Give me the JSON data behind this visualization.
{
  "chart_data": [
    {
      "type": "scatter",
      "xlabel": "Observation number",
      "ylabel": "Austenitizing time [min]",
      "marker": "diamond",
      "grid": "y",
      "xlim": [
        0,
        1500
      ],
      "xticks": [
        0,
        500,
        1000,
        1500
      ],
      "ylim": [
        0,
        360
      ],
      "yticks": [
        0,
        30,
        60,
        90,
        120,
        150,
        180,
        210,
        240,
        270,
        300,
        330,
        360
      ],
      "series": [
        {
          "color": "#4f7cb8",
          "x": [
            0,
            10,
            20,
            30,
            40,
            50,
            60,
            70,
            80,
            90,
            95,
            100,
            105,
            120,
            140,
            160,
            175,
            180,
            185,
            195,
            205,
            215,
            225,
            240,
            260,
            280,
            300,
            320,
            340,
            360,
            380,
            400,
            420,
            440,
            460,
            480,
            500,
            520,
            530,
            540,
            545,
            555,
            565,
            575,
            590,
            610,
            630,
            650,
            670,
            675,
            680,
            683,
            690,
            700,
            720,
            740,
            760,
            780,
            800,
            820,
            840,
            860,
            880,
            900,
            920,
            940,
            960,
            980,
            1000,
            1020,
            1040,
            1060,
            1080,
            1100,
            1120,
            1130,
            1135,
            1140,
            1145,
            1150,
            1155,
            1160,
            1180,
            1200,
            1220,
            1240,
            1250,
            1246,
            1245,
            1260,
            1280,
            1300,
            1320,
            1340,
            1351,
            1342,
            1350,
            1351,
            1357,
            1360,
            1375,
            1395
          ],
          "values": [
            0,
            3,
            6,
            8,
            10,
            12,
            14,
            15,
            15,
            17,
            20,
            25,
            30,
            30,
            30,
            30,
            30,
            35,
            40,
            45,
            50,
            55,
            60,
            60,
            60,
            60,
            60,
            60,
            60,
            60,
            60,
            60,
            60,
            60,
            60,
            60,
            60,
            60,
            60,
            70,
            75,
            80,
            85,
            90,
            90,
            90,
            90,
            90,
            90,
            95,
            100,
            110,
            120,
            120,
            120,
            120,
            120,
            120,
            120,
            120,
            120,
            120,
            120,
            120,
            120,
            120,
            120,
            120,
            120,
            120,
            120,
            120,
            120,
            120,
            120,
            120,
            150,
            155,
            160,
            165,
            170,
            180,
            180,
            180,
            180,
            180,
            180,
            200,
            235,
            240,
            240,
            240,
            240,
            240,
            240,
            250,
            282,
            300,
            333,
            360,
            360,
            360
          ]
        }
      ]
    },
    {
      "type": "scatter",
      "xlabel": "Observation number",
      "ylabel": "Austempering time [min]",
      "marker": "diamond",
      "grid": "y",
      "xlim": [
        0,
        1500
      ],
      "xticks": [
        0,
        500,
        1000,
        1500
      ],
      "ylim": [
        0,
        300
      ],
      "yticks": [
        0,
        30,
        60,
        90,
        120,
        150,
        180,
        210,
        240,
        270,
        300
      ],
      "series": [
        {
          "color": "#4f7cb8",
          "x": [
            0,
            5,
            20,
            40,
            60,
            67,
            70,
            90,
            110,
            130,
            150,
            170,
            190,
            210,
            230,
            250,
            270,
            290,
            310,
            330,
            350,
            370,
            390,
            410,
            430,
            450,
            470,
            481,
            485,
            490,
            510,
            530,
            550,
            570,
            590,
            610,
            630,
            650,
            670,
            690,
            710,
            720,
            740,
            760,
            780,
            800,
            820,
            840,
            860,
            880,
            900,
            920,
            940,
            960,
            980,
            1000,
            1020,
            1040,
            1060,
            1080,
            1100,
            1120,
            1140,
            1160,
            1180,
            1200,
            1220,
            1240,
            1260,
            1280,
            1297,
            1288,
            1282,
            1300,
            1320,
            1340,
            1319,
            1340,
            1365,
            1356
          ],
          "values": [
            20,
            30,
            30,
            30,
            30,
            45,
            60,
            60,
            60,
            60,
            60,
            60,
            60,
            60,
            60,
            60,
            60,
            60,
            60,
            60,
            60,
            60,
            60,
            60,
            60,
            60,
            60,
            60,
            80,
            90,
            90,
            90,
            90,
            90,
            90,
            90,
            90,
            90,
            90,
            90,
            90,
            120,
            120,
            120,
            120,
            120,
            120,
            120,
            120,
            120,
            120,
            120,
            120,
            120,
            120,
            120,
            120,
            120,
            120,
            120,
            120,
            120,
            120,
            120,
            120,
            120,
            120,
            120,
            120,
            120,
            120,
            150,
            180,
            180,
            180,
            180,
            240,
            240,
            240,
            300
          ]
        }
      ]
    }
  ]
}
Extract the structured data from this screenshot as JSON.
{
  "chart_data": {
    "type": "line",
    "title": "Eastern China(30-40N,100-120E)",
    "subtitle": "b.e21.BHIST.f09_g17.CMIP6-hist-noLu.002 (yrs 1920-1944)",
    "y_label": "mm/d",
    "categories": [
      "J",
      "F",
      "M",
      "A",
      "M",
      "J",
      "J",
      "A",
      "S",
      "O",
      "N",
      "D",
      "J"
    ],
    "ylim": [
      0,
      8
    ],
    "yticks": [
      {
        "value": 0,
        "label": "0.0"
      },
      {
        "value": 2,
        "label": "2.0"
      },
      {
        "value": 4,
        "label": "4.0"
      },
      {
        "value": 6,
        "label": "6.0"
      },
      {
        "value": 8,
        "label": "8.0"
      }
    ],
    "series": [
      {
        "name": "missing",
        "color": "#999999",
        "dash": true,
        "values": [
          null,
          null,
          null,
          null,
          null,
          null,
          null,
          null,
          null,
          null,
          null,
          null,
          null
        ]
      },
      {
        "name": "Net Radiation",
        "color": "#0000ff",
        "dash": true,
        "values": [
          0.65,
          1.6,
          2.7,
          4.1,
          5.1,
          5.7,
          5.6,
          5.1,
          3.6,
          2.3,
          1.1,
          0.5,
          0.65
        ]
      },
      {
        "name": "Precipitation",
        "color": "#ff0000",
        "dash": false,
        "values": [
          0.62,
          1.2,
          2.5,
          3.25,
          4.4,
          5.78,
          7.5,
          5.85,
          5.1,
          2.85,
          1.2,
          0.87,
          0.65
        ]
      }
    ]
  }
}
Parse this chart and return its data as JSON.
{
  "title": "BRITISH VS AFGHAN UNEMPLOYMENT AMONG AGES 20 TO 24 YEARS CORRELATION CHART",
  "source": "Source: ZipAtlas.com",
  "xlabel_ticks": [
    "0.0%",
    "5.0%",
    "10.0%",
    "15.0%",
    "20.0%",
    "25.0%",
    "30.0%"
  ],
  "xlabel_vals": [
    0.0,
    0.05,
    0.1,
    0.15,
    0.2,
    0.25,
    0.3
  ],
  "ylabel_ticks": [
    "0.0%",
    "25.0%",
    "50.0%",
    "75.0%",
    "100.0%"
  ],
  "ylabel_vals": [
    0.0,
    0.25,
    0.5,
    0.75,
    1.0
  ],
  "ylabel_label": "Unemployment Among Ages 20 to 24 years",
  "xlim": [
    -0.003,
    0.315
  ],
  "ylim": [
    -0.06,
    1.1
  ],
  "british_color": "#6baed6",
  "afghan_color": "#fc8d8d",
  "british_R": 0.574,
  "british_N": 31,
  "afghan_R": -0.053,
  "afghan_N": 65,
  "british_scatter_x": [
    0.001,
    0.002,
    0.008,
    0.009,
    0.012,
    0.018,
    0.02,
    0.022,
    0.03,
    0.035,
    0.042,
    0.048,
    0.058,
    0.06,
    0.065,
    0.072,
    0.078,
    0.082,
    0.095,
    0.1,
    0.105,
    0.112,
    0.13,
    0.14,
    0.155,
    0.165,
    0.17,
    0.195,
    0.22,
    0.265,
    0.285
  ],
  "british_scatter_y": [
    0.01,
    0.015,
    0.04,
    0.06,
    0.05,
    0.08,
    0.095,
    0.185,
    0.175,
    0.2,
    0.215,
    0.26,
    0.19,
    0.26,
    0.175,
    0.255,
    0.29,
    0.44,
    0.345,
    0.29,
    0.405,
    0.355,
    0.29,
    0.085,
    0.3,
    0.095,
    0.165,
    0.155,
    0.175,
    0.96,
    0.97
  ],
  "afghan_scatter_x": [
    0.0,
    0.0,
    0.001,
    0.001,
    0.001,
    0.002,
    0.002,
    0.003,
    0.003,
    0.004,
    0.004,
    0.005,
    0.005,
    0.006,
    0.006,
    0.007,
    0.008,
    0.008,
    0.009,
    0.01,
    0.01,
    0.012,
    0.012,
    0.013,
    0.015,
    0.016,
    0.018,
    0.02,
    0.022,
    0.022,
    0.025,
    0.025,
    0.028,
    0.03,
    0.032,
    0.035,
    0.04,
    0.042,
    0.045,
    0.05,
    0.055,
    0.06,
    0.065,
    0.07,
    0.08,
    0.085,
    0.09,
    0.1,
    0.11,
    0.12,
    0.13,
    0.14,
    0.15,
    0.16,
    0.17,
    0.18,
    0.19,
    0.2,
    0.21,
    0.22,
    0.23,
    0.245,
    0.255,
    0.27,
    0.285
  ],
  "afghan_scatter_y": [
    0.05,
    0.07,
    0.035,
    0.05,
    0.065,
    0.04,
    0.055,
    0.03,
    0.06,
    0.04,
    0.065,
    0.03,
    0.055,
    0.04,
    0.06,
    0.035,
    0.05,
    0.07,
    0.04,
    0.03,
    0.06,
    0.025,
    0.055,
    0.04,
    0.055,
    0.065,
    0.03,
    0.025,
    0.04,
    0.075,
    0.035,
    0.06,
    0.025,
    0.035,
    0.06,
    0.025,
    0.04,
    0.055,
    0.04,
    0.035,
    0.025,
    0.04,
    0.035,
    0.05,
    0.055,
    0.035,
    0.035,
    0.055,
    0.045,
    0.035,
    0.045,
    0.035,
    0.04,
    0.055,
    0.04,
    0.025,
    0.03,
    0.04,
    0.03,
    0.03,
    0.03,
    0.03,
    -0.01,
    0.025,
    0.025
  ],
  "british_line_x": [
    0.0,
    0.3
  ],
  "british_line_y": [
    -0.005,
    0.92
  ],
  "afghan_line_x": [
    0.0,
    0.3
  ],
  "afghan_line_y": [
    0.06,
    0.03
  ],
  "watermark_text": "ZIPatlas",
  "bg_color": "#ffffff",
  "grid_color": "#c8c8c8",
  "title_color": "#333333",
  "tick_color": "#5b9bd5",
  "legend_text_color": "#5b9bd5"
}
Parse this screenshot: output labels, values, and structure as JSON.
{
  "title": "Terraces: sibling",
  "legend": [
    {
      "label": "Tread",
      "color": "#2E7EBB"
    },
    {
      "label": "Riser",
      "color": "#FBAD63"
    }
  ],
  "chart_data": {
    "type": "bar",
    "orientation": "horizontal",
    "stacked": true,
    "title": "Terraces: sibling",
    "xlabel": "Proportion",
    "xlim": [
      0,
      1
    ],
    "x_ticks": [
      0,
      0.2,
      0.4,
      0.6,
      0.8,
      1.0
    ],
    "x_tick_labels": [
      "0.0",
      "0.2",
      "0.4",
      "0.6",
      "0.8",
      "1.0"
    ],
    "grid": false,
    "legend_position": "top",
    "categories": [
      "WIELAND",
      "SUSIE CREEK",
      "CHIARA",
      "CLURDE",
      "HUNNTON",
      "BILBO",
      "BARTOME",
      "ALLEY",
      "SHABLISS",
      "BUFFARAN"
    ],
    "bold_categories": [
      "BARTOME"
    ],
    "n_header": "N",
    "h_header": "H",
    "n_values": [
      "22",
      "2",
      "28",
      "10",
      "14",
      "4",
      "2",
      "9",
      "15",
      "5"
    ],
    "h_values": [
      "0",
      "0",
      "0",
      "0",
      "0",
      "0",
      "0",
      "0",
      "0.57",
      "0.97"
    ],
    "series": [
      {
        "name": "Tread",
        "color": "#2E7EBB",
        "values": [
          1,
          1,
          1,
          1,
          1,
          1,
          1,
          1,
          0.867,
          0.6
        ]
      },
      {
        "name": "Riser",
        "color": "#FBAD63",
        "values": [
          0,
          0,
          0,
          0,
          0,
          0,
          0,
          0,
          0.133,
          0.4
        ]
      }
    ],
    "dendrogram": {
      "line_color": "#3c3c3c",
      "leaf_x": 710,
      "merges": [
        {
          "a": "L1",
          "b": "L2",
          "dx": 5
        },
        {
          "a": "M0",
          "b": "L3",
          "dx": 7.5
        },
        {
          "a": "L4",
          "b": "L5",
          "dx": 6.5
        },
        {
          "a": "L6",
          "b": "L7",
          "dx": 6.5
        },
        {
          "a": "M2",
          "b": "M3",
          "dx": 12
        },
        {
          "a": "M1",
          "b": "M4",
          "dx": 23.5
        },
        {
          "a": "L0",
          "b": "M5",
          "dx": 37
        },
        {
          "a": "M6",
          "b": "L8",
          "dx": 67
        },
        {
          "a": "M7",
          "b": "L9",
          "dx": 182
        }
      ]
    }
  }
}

Short task —
From the listing above, return each line with the word "time".

Completed exercise —
      "ylabel": "Austenitizing time [min]",
      "ylabel": "Austempering time [min]",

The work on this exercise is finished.